**Stated problem**
Leave out the pictures, then reproduce the rest of the material exactly.
=== Dataset entries ===
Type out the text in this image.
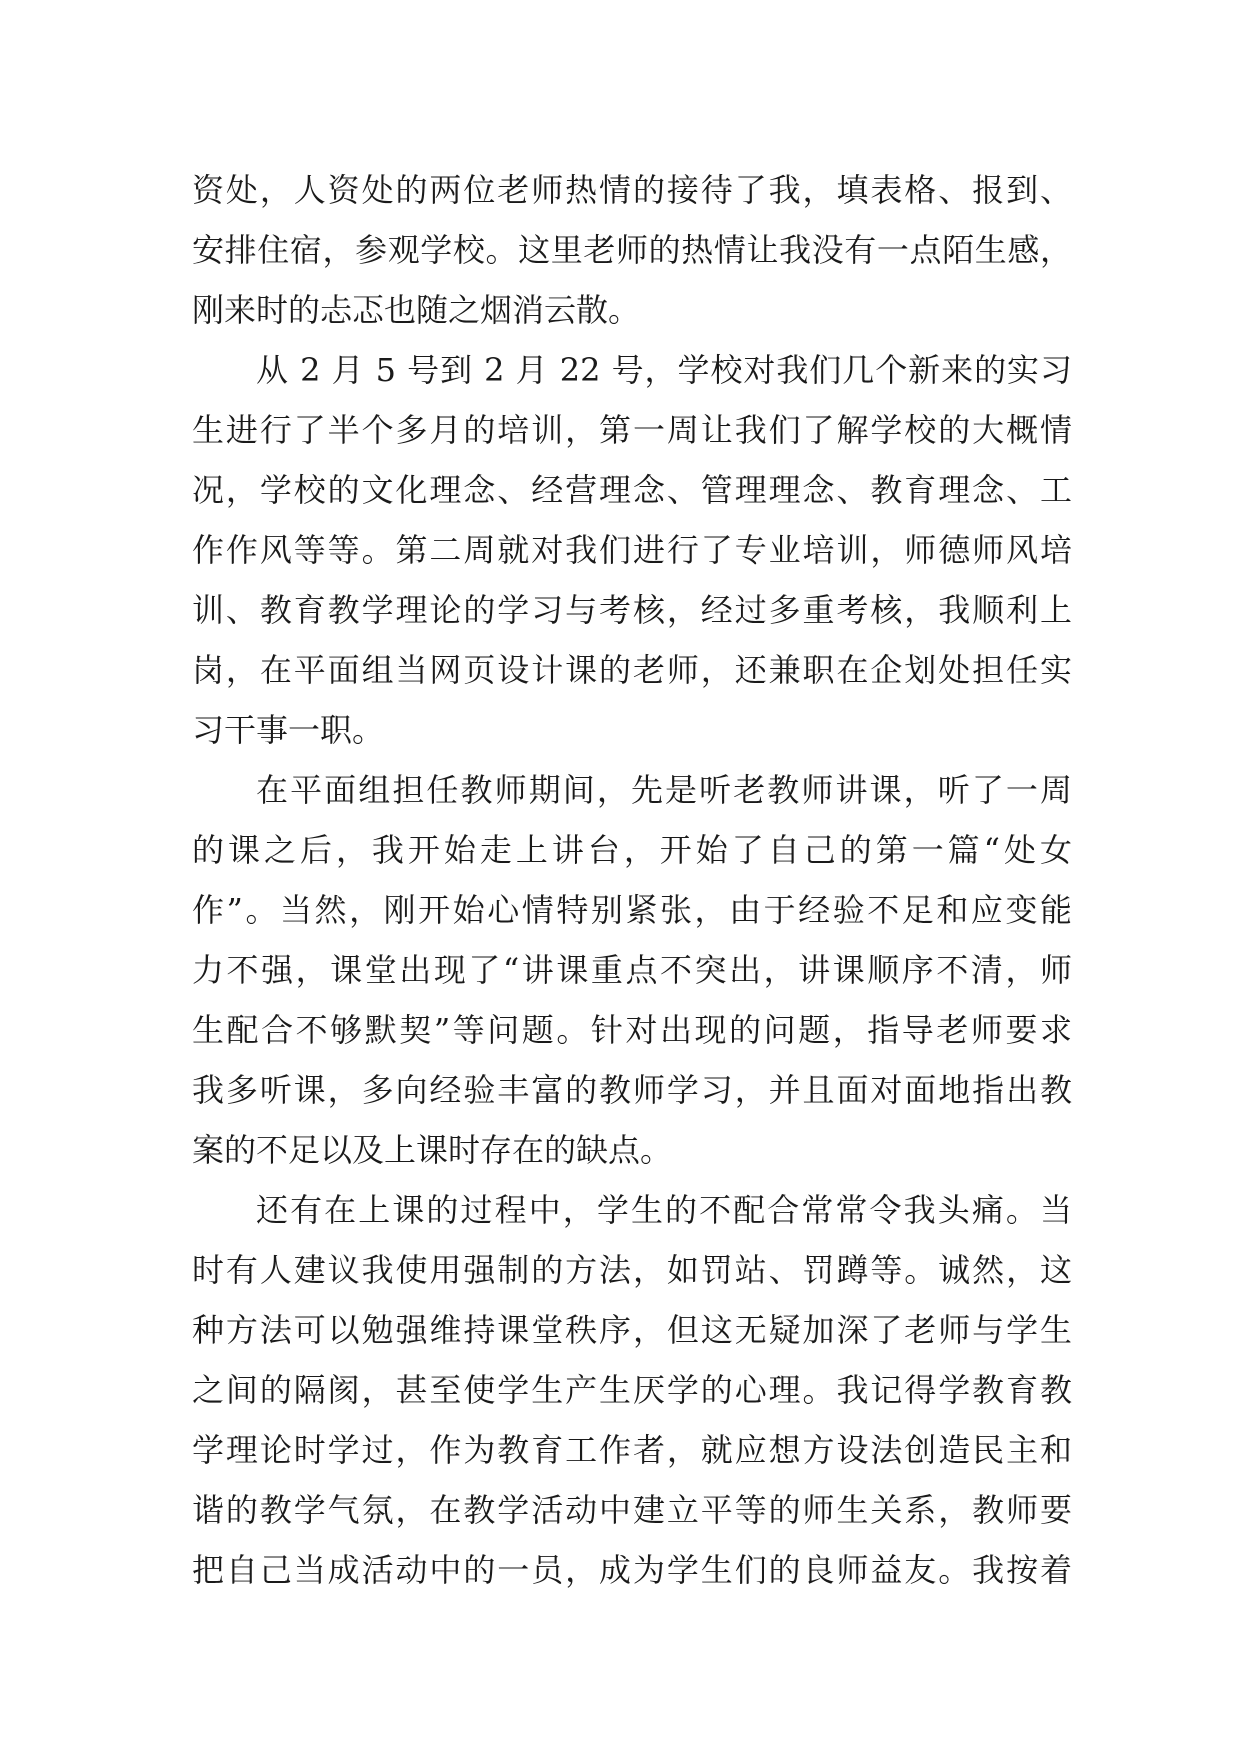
资处，人资处的两位老师热情的接待了我，填表格、报到、
安排住宿，参观学校。这里老师的热情让我没有一点陌生感，
刚来时的忐忑也随之烟消云散。
从 2 月 5 号到 2 月 22 号，学校对我们几个新来的实习
生进行了半个多月的培训，第一周让我们了解学校的大概情
况，学校的文化理念、经营理念、管理理念、教育理念、工
作作风等等。第二周就对我们进行了专业培训，师德师风培
训、教育教学理论的学习与考核，经过多重考核，我顺利上
岗，在平面组当网页设计课的老师，还兼职在企划处担任实
习干事一职。
在平面组担任教师期间，先是听老教师讲课，听了一周
的课之后，我开始走上讲台，开始了自己的第一篇“处女
作”。当然，刚开始心情特别紧张，由于经验不足和应变能
力不强，课堂出现了“讲课重点不突出，讲课顺序不清，师
生配合不够默契”等问题。针对出现的问题，指导老师要求
我多听课，多向经验丰富的教师学习，并且面对面地指出教
案的不足以及上课时存在的缺点。
还有在上课的过程中，学生的不配合常常令我头痛。当
时有人建议我使用强制的方法，如罚站、罚蹲等。诚然，这
种方法可以勉强维持课堂秩序，但这无疑加深了老师与学生
之间的隔阂，甚至使学生产生厌学的心理。我记得学教育教
学理论时学过，作为教育工作者，就应想方设法创造民主和
谐的教学气氛，在教学活动中建立平等的师生关系，教师要
把自己当成活动中的一员，成为学生们的良师益友。我按着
===
**Full response**
Type out the text in this image.
资处，人资处的两位老师热情的接待了我，填表格、报到、
安排住宿，参观学校。这里老师的热情让我没有一点陌生感，
刚来时的忐忑也随之烟消云散。
从 2 月 5 号到 2 月 22 号，学校对我们几个新来的实习
生进行了半个多月的培训，第一周让我们了解学校的大概情
况，学校的文化理念、经营理念、管理理念、教育理念、工
作作风等等。第二周就对我们进行了专业培训，师德师风培
训、教育教学理论的学习与考核，经过多重考核，我顺利上
岗，在平面组当网页设计课的老师，还兼职在企划处担任实
习干事一职。
在平面组担任教师期间，先是听老教师讲课，听了一周
的课之后，我开始走上讲台，开始了自己的第一篇“处女
作”。当然，刚开始心情特别紧张，由于经验不足和应变能
力不强，课堂出现了“讲课重点不突出，讲课顺序不清，师
生配合不够默契”等问题。针对出现的问题，指导老师要求
我多听课，多向经验丰富的教师学习，并且面对面地指出教
案的不足以及上课时存在的缺点。
还有在上课的过程中，学生的不配合常常令我头痛。当
时有人建议我使用强制的方法，如罚站、罚蹲等。诚然，这
种方法可以勉强维持课堂秩序，但这无疑加深了老师与学生
之间的隔阂，甚至使学生产生厌学的心理。我记得学教育教
学理论时学过，作为教育工作者，就应想方设法创造民主和
谐的教学气氛，在教学活动中建立平等的师生关系，教师要
把自己当成活动中的一员，成为学生们的良师益友。我按着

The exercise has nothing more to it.